### RAW DATA
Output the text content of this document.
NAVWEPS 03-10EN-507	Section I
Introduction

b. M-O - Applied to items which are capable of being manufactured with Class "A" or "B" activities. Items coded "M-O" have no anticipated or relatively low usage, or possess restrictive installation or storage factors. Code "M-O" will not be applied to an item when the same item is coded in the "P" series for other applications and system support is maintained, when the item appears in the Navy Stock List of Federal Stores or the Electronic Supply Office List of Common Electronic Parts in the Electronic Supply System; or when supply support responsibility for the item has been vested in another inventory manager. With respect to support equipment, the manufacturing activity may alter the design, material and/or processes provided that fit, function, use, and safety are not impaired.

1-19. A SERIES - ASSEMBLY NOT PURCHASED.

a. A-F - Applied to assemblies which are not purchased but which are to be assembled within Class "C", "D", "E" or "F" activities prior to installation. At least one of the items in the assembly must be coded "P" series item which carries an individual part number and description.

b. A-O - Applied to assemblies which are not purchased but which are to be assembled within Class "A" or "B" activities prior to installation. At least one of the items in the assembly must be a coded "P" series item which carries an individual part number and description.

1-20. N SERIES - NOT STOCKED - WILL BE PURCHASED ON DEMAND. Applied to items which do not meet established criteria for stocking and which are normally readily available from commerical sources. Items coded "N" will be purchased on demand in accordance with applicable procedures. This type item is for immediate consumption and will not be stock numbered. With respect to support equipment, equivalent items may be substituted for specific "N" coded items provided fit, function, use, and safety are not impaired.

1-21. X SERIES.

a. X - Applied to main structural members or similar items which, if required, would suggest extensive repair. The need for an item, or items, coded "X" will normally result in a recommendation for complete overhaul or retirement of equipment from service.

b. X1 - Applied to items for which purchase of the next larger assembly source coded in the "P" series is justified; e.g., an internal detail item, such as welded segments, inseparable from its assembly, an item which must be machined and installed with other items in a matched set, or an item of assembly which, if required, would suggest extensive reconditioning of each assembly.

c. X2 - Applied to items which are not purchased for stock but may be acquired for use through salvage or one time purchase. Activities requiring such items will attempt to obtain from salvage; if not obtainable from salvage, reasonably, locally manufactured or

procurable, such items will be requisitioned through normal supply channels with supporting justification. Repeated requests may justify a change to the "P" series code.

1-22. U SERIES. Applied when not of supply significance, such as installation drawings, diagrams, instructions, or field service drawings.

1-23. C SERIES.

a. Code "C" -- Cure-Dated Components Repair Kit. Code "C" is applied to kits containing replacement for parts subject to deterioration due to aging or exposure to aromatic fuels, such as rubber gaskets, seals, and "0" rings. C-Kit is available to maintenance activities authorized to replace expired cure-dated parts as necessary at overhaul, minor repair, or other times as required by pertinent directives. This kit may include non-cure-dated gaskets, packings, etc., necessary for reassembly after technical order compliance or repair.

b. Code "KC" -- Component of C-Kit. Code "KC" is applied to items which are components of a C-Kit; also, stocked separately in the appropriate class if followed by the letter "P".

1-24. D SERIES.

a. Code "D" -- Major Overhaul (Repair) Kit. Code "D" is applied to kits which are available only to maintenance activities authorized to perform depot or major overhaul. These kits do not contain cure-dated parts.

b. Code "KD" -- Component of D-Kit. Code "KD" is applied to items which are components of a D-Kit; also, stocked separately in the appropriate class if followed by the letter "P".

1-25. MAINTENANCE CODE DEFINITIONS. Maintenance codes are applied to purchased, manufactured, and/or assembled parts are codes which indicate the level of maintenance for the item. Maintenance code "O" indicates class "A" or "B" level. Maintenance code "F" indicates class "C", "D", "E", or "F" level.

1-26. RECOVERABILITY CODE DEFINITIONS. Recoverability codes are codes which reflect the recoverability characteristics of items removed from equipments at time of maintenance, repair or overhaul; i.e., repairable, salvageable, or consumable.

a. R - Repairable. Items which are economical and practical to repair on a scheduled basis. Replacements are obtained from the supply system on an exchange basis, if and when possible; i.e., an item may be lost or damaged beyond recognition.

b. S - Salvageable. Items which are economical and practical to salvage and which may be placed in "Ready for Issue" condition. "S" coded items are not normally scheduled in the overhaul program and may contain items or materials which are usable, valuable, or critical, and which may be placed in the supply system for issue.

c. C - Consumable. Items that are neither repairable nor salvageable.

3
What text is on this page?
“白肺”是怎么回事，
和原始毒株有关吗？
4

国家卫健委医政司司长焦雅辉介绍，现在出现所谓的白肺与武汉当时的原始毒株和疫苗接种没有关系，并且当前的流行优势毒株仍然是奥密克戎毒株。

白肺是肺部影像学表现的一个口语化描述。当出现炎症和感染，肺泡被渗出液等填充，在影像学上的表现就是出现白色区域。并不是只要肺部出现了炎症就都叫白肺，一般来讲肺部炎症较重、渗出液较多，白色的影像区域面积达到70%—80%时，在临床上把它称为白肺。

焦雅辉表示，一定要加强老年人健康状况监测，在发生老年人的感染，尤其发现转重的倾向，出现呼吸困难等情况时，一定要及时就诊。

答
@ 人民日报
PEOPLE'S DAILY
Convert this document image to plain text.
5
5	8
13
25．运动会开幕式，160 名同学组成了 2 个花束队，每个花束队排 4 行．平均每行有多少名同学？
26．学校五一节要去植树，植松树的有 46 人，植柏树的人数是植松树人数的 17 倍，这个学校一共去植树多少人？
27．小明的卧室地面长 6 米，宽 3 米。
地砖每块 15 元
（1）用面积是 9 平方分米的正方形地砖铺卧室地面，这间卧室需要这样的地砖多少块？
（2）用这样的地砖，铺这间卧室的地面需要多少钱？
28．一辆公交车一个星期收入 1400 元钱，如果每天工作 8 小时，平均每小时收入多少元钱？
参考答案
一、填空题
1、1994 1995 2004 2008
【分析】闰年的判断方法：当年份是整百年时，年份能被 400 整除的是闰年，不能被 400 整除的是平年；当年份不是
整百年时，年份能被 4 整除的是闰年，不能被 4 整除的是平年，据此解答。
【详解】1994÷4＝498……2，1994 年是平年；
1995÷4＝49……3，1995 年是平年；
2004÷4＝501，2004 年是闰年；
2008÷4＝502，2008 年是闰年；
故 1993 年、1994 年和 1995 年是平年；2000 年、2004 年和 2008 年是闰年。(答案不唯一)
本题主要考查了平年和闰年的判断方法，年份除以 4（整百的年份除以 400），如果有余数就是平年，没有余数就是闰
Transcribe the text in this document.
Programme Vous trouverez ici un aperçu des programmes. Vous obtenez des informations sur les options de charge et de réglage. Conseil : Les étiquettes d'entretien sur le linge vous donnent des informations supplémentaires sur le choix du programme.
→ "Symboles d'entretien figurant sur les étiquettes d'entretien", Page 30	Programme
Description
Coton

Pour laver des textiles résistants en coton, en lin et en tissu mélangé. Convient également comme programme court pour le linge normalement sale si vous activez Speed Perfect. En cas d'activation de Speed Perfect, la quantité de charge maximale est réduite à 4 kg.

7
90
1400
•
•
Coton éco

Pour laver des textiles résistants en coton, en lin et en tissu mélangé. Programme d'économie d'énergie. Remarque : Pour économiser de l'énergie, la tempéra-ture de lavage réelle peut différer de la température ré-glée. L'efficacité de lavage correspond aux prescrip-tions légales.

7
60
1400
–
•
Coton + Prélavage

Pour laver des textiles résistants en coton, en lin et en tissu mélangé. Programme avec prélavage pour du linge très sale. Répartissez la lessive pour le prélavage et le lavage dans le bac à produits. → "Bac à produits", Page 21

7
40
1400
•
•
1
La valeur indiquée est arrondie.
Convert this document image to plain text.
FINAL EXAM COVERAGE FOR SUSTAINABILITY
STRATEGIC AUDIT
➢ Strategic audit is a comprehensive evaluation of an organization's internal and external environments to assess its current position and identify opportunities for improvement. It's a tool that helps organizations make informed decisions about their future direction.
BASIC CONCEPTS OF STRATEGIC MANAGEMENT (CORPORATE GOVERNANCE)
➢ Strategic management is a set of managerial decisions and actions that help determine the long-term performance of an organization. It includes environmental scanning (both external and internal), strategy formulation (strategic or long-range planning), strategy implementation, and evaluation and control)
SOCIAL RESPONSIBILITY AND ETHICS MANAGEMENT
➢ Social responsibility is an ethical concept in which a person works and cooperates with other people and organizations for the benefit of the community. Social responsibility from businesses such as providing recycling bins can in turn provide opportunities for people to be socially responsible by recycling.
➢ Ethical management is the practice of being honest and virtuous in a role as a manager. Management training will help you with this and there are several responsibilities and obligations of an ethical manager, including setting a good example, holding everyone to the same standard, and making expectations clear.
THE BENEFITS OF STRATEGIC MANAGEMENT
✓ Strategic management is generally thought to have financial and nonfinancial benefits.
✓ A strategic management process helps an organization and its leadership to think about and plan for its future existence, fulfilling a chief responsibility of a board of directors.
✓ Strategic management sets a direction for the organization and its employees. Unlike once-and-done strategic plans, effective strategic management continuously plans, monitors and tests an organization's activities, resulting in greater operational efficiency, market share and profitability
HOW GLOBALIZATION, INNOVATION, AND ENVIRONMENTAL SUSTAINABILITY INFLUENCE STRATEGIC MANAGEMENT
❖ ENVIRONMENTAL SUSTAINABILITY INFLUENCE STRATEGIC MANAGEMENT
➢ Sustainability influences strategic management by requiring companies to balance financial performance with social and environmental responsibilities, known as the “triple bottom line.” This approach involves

### GIVEN TASK
All lines holding the word "future" should be picked out and copied.

### EXPECTED ANSWER
➢ Strategic audit is a comprehensive evaluation of an organization's internal and external environments to assess its current position and identify opportunities for improvement. It's a tool that helps organizations make informed decisions about their future direction.
✓ A strategic management process helps an organization and its leadership to think about and plan for its future existence, fulfilling a chief responsibility of a board of directors.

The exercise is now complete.